__Problem to work on__: Show each line from the listing that includes the word "type".
--- Input records ---
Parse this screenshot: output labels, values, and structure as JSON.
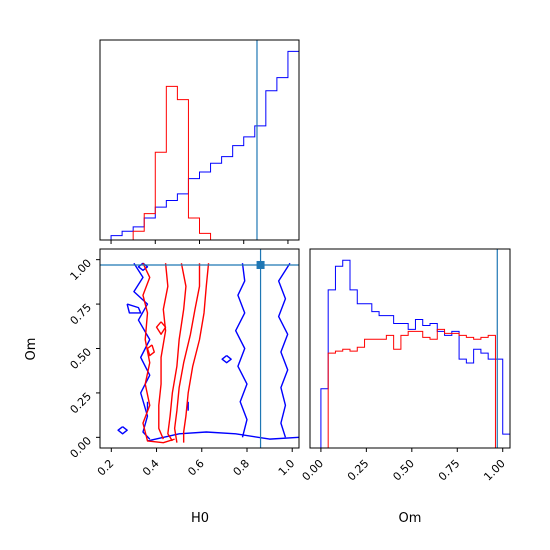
{
  "chart_data": {
    "type": "corner",
    "parameters": [
      "H0",
      "Om"
    ],
    "truths": {
      "H0": 0.86,
      "Om": 0.97
    },
    "series_colors": {
      "blue": "#0000ff",
      "red": "#ff0000",
      "truth": "#1f77b4"
    },
    "panels": [
      {
        "id": "H0-marginal",
        "type": "histogram-step",
        "xlim": [
          0.15,
          1.05
        ],
        "bin_edges": [
          0.15,
          0.2,
          0.25,
          0.3,
          0.35,
          0.4,
          0.45,
          0.5,
          0.55,
          0.6,
          0.65,
          0.7,
          0.75,
          0.8,
          0.85,
          0.9,
          0.95,
          1.0,
          1.05
        ],
        "series": [
          {
            "color": "blue",
            "values": [
              0,
              2,
              4,
              6,
              10,
              15,
              18,
              21,
              28,
              31,
              35,
              38,
              43,
              47,
              52,
              68,
              74,
              86
            ]
          },
          {
            "color": "red",
            "values": [
              0,
              0,
              0,
              4,
              12,
              40,
              70,
              64,
              10,
              3,
              0,
              0,
              0,
              0,
              0,
              0,
              0,
              0
            ]
          }
        ]
      },
      {
        "id": "H0-Om-2d",
        "type": "contour",
        "xlabel": "H0",
        "ylabel": "Om",
        "xlim": [
          0.15,
          1.03
        ],
        "ylim": [
          -0.06,
          1.06
        ],
        "xticks": [
          "0.2",
          "0.4",
          "0.6",
          "0.8",
          "1.0"
        ],
        "yticks": [
          "0.00",
          "0.25",
          "0.50",
          "0.75",
          "1.00"
        ],
        "contours": [
          {
            "color": "blue",
            "points": [
              [
                0.36,
                -0.02
              ],
              [
                0.5,
                0.02
              ],
              [
                0.62,
                0.03
              ],
              [
                0.75,
                0.02
              ],
              [
                0.9,
                -0.01
              ],
              [
                1.03,
                0.0
              ]
            ]
          },
          {
            "color": "blue",
            "points": [
              [
                0.3,
                0.98
              ],
              [
                0.34,
                0.9
              ],
              [
                0.3,
                0.82
              ],
              [
                0.36,
                0.75
              ],
              [
                0.32,
                0.66
              ],
              [
                0.37,
                0.55
              ],
              [
                0.33,
                0.45
              ],
              [
                0.37,
                0.35
              ],
              [
                0.33,
                0.25
              ],
              [
                0.36,
                0.12
              ],
              [
                0.34,
                0.03
              ],
              [
                0.37,
                -0.01
              ]
            ]
          },
          {
            "color": "blue",
            "points": [
              [
                0.78,
                0.98
              ],
              [
                0.79,
                0.88
              ],
              [
                0.76,
                0.8
              ],
              [
                0.79,
                0.7
              ],
              [
                0.75,
                0.6
              ],
              [
                0.79,
                0.5
              ],
              [
                0.76,
                0.4
              ],
              [
                0.8,
                0.3
              ],
              [
                0.77,
                0.2
              ],
              [
                0.8,
                0.1
              ],
              [
                0.78,
                0.0
              ]
            ]
          },
          {
            "color": "blue",
            "points": [
              [
                0.99,
                0.98
              ],
              [
                0.94,
                0.88
              ],
              [
                0.97,
                0.78
              ],
              [
                0.94,
                0.68
              ],
              [
                0.98,
                0.58
              ],
              [
                0.95,
                0.48
              ],
              [
                0.98,
                0.38
              ],
              [
                0.95,
                0.28
              ],
              [
                0.97,
                0.18
              ],
              [
                0.95,
                0.08
              ],
              [
                0.97,
                0.0
              ]
            ]
          },
          {
            "color": "blue",
            "points": [
              [
                0.34,
                0.98
              ],
              [
                0.36,
                0.96
              ],
              [
                0.34,
                0.94
              ],
              [
                0.32,
                0.96
              ],
              [
                0.34,
                0.98
              ]
            ]
          },
          {
            "color": "blue",
            "points": [
              [
                0.27,
                0.75
              ],
              [
                0.32,
                0.73
              ],
              [
                0.33,
                0.7
              ],
              [
                0.28,
                0.7
              ],
              [
                0.27,
                0.75
              ]
            ]
          },
          {
            "color": "blue",
            "points": [
              [
                0.71,
                0.46
              ],
              [
                0.73,
                0.44
              ],
              [
                0.71,
                0.42
              ],
              [
                0.69,
                0.44
              ],
              [
                0.71,
                0.46
              ]
            ]
          },
          {
            "color": "blue",
            "points": [
              [
                0.25,
                0.06
              ],
              [
                0.27,
                0.04
              ],
              [
                0.25,
                0.02
              ],
              [
                0.23,
                0.04
              ],
              [
                0.25,
                0.06
              ]
            ]
          },
          {
            "color": "blue",
            "points": [
              [
                0.54,
                0.15
              ],
              [
                0.54,
                0.2
              ]
            ]
          },
          {
            "color": "blue",
            "points": [
              [
                0.36,
                0.15
              ],
              [
                0.36,
                0.2
              ]
            ]
          },
          {
            "color": "red",
            "points": [
              [
                0.34,
                0.98
              ],
              [
                0.37,
                0.9
              ],
              [
                0.34,
                0.8
              ],
              [
                0.36,
                0.7
              ],
              [
                0.35,
                0.55
              ],
              [
                0.37,
                0.42
              ],
              [
                0.35,
                0.3
              ],
              [
                0.37,
                0.18
              ],
              [
                0.34,
                0.08
              ],
              [
                0.36,
                -0.02
              ],
              [
                0.43,
                -0.03
              ],
              [
                0.48,
                -0.01
              ]
            ]
          },
          {
            "color": "red",
            "points": [
              [
                0.44,
                0.98
              ],
              [
                0.45,
                0.85
              ],
              [
                0.43,
                0.72
              ],
              [
                0.44,
                0.6
              ],
              [
                0.42,
                0.45
              ],
              [
                0.42,
                0.3
              ],
              [
                0.41,
                0.18
              ],
              [
                0.41,
                0.05
              ],
              [
                0.43,
                -0.01
              ]
            ]
          },
          {
            "color": "red",
            "points": [
              [
                0.51,
                0.98
              ],
              [
                0.53,
                0.85
              ],
              [
                0.52,
                0.72
              ],
              [
                0.5,
                0.55
              ],
              [
                0.49,
                0.4
              ],
              [
                0.47,
                0.25
              ],
              [
                0.46,
                0.12
              ],
              [
                0.45,
                0.02
              ],
              [
                0.47,
                -0.02
              ]
            ]
          },
          {
            "color": "red",
            "points": [
              [
                0.59,
                0.98
              ],
              [
                0.59,
                0.85
              ],
              [
                0.57,
                0.72
              ],
              [
                0.55,
                0.58
              ],
              [
                0.52,
                0.42
              ],
              [
                0.5,
                0.28
              ],
              [
                0.49,
                0.15
              ],
              [
                0.48,
                0.05
              ],
              [
                0.49,
                -0.03
              ]
            ]
          },
          {
            "color": "red",
            "points": [
              [
                0.63,
                0.98
              ],
              [
                0.62,
                0.85
              ],
              [
                0.61,
                0.7
              ],
              [
                0.59,
                0.55
              ],
              [
                0.56,
                0.4
              ],
              [
                0.54,
                0.25
              ],
              [
                0.53,
                0.12
              ],
              [
                0.52,
                0.03
              ],
              [
                0.52,
                -0.03
              ]
            ]
          },
          {
            "color": "red",
            "points": [
              [
                0.42,
                0.65
              ],
              [
                0.44,
                0.62
              ],
              [
                0.42,
                0.58
              ],
              [
                0.4,
                0.62
              ],
              [
                0.42,
                0.65
              ]
            ]
          },
          {
            "color": "red",
            "points": [
              [
                0.38,
                0.52
              ],
              [
                0.39,
                0.48
              ],
              [
                0.37,
                0.46
              ],
              [
                0.36,
                0.5
              ],
              [
                0.38,
                0.52
              ]
            ]
          }
        ]
      },
      {
        "id": "Om-marginal",
        "type": "histogram-step",
        "xlabel": "Om",
        "xlim": [
          -0.06,
          1.04
        ],
        "xticks": [
          "0.00",
          "0.25",
          "0.50",
          "0.75",
          "1.00"
        ],
        "bin_edges": [
          -0.04,
          0.0,
          0.04,
          0.08,
          0.12,
          0.16,
          0.2,
          0.24,
          0.28,
          0.32,
          0.36,
          0.4,
          0.44,
          0.48,
          0.52,
          0.56,
          0.6,
          0.64,
          0.68,
          0.72,
          0.76,
          0.8,
          0.84,
          0.88,
          0.92,
          0.96,
          1.0,
          1.04
        ],
        "series": [
          {
            "color": "blue",
            "values": [
              0,
              30,
              80,
              92,
              95,
              80,
              73,
              73,
              69,
              67,
              67,
              63,
              63,
              60,
              65,
              62,
              63,
              59,
              57,
              59,
              45,
              43,
              50,
              48,
              45,
              45,
              7
            ]
          },
          {
            "color": "red",
            "values": [
              0,
              0,
              48,
              49,
              50,
              49,
              51,
              55,
              55,
              55,
              57,
              50,
              57,
              59,
              59,
              56,
              55,
              60,
              58,
              58,
              57,
              56,
              55,
              56,
              57,
              0,
              0
            ]
          }
        ]
      }
    ]
  }
}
---
__Answer to the task__:
    "type": "corner",
        "type": "histogram-step",
        "type": "contour",
        "type": "histogram-step",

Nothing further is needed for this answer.